Look through the data below. Pick out the lines holding the string "Liten".

◆ ◆ ◆ ◆ ◆ ◆ ◆

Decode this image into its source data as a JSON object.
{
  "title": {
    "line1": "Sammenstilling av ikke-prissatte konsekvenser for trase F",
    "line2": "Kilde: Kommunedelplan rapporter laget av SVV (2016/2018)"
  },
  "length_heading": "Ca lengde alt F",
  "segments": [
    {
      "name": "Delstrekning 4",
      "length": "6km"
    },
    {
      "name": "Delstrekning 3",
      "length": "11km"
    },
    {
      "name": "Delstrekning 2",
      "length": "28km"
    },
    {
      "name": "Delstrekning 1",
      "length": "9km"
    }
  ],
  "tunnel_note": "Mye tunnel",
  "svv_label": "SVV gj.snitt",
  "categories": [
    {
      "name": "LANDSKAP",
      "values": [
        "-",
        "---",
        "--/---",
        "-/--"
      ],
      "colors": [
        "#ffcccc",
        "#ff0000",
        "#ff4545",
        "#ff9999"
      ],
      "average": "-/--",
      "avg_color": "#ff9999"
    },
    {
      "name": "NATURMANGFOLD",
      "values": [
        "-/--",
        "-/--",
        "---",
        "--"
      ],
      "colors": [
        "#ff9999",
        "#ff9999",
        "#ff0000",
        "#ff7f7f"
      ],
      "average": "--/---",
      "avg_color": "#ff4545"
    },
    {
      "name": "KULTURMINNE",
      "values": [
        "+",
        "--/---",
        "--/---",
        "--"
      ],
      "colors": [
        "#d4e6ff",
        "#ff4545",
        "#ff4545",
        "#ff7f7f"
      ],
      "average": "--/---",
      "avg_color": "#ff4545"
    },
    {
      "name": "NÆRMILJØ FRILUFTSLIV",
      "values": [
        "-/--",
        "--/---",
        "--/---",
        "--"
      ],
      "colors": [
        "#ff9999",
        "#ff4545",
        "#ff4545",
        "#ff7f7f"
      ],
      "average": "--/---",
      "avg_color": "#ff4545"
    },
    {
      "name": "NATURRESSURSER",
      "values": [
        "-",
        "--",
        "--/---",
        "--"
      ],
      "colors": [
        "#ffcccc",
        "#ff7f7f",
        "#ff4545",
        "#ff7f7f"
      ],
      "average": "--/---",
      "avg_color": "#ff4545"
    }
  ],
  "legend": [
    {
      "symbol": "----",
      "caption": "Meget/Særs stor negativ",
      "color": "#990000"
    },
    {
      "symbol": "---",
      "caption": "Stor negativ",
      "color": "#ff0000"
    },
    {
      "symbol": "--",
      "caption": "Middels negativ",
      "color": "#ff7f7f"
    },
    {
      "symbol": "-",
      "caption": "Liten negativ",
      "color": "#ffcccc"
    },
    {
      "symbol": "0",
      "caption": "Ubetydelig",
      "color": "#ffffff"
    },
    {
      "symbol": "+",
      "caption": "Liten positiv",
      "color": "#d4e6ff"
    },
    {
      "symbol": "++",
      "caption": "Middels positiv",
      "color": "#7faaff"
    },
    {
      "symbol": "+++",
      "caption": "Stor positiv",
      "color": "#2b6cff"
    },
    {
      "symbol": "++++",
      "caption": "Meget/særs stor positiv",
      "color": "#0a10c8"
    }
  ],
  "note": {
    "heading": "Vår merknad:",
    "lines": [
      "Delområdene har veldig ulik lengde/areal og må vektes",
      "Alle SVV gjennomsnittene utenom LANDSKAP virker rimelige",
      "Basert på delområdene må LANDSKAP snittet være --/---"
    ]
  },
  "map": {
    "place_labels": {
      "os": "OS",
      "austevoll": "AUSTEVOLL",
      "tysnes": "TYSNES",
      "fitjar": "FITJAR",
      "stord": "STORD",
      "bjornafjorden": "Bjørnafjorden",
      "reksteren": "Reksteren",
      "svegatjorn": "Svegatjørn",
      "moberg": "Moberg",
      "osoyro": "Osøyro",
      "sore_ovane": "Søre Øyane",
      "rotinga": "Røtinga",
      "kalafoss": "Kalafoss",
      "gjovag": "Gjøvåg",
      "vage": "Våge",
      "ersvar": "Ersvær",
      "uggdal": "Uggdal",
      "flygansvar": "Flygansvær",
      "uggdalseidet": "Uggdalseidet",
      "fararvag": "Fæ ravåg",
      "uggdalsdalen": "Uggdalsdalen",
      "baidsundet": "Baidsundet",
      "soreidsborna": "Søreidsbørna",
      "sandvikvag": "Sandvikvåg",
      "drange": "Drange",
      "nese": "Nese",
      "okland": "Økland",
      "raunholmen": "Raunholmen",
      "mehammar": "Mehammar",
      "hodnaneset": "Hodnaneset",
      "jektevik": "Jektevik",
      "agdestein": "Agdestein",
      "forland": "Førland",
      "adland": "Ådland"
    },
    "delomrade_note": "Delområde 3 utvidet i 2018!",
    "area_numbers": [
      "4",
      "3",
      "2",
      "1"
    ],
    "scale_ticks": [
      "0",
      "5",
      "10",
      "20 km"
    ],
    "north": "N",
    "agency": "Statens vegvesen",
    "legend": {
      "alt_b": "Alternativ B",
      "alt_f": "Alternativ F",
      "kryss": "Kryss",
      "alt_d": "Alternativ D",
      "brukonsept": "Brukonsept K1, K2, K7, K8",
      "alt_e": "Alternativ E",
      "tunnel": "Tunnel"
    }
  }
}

◆ ◆ ◆ ◆ ◆ ◆ ◆

RESPONSE TO THE TASK.
      "caption": "Liten negativ",
      "caption": "Liten positiv",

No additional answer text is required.